Print each of the entries exactly, leaving nothing out.

[Collection entries]
────────────────────────────────────────
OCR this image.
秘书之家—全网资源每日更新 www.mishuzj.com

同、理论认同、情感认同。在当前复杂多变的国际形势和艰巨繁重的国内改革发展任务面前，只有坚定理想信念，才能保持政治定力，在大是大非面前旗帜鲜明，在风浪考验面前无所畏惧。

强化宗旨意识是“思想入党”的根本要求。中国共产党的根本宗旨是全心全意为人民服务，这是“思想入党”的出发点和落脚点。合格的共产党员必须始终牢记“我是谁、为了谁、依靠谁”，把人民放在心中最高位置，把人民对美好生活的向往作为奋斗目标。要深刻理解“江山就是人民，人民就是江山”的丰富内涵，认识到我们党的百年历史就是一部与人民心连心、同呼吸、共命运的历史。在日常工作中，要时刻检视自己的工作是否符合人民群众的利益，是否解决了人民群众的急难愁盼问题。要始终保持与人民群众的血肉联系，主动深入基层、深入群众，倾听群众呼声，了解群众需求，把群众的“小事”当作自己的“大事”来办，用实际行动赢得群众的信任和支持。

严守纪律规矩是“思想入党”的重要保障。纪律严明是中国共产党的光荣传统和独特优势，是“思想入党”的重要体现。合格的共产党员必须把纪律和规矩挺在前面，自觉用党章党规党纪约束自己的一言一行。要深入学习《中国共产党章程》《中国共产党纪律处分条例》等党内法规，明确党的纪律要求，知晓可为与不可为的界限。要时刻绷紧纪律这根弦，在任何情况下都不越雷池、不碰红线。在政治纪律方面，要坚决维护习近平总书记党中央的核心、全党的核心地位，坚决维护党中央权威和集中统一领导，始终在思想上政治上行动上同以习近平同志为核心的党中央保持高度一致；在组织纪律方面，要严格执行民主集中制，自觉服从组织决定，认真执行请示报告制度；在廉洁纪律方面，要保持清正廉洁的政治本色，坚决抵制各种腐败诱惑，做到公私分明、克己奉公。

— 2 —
────────────────────────────────────────
■ **RESPONSE**:
OCR this image.
秘书之家—全网资源每日更新 www.mishuzj.com

同、理论认同、情感认同。在当前复杂多变的国际形势和艰巨繁重的国内改革发展任务面前，只有坚定理想信念，才能保持政治定力，在大是大非面前旗帜鲜明，在风浪考验面前无所畏惧。

强化宗旨意识是“思想入党”的根本要求。中国共产党的根本宗旨是全心全意为人民服务，这是“思想入党”的出发点和落脚点。合格的共产党员必须始终牢记“我是谁、为了谁、依靠谁”，把人民放在心中最高位置，把人民对美好生活的向往作为奋斗目标。要深刻理解“江山就是人民，人民就是江山”的丰富内涵，认识到我们党的百年历史就是一部与人民心连心、同呼吸、共命运的历史。在日常工作中，要时刻检视自己的工作是否符合人民群众的利益，是否解决了人民群众的急难愁盼问题。要始终保持与人民群众的血肉联系，主动深入基层、深入群众，倾听群众呼声，了解群众需求，把群众的“小事”当作自己的“大事”来办，用实际行动赢得群众的信任和支持。

严守纪律规矩是“思想入党”的重要保障。纪律严明是中国共产党的光荣传统和独特优势，是“思想入党”的重要体现。合格的共产党员必须把纪律和规矩挺在前面，自觉用党章党规党纪约束自己的一言一行。要深入学习《中国共产党章程》《中国共产党纪律处分条例》等党内法规，明确党的纪律要求，知晓可为与不可为的界限。要时刻绷紧纪律这根弦，在任何情况下都不越雷池、不碰红线。在政治纪律方面，要坚决维护习近平总书记党中央的核心、全党的核心地位，坚决维护党中央权威和集中统一领导，始终在思想上政治上行动上同以习近平同志为核心的党中央保持高度一致；在组织纪律方面，要严格执行民主集中制，自觉服从组织决定，认真执行请示报告制度；在廉洁纪律方面，要保持清正廉洁的政治本色，坚决抵制各种腐败诱惑，做到公私分明、克己奉公。

— 2 —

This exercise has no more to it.